▸ The task
Extract every line of the material that holds the string "novembre".

Begin Materials provided

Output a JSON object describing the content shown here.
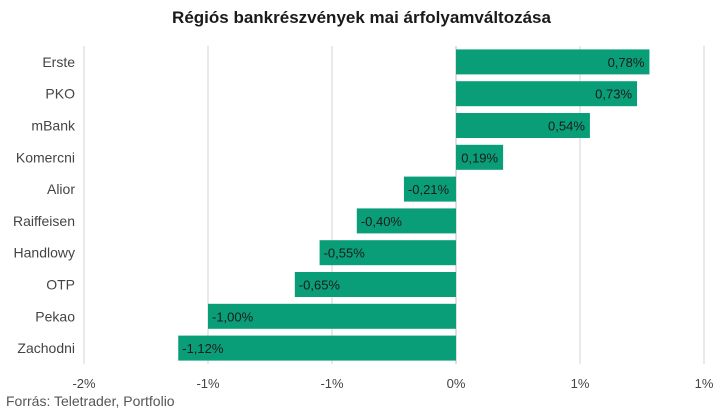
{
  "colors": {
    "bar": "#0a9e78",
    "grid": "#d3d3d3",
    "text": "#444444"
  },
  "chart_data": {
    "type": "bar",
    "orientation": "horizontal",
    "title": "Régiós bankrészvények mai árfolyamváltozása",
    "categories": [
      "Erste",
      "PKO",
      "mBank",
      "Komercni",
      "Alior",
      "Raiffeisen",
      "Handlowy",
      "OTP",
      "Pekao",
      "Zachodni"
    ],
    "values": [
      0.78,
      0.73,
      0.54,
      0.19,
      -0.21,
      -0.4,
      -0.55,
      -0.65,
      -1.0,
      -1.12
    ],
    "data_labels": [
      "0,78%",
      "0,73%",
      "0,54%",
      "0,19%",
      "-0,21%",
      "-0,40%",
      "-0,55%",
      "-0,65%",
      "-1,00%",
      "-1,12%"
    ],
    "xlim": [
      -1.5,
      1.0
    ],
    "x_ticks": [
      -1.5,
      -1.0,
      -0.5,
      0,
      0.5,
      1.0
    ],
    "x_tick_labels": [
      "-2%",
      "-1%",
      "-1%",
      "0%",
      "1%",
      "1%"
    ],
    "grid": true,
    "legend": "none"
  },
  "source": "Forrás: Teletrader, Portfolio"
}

End Materials provided
Begin Materials provided

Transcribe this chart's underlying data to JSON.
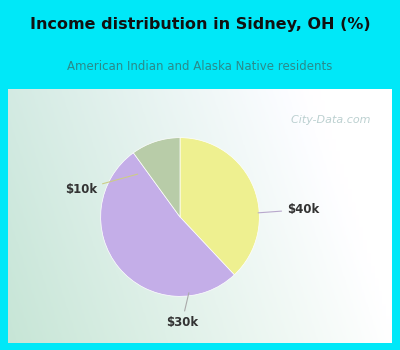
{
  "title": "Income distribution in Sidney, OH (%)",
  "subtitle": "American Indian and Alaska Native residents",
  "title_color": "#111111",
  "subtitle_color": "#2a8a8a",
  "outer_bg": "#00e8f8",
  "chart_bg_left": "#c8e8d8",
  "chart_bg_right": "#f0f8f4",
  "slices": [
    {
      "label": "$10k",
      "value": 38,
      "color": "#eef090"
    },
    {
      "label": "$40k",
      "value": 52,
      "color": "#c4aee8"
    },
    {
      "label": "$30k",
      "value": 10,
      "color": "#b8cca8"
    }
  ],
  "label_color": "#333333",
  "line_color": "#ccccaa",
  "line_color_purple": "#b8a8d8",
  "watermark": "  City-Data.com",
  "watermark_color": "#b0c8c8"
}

End Materials provided
Begin Materials provided

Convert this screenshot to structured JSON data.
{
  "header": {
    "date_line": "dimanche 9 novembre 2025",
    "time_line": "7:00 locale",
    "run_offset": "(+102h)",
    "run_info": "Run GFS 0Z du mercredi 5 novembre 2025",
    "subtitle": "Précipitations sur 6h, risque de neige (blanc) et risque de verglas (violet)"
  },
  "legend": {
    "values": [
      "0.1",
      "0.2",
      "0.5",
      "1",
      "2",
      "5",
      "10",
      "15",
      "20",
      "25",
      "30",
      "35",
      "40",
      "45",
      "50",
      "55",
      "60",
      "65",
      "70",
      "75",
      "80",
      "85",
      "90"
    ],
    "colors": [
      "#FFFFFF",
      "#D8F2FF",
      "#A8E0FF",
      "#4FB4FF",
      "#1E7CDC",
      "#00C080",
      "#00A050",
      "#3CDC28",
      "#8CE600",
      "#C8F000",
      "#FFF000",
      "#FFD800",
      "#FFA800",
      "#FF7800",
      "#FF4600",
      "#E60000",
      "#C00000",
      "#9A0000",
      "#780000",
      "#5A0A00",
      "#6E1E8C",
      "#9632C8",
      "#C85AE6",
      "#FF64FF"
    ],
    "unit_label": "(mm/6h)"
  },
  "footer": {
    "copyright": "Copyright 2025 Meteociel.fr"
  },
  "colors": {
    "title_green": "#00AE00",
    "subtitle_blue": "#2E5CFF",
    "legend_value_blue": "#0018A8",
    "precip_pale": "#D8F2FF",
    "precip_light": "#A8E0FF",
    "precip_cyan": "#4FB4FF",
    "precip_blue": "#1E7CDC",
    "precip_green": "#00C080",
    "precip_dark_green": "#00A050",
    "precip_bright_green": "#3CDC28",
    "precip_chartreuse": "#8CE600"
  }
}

End Materials provided

▸ Written answer
    "date_line": "dimanche 9 novembre 2025",
    "run_info": "Run GFS 0Z du mercredi 5 novembre 2025",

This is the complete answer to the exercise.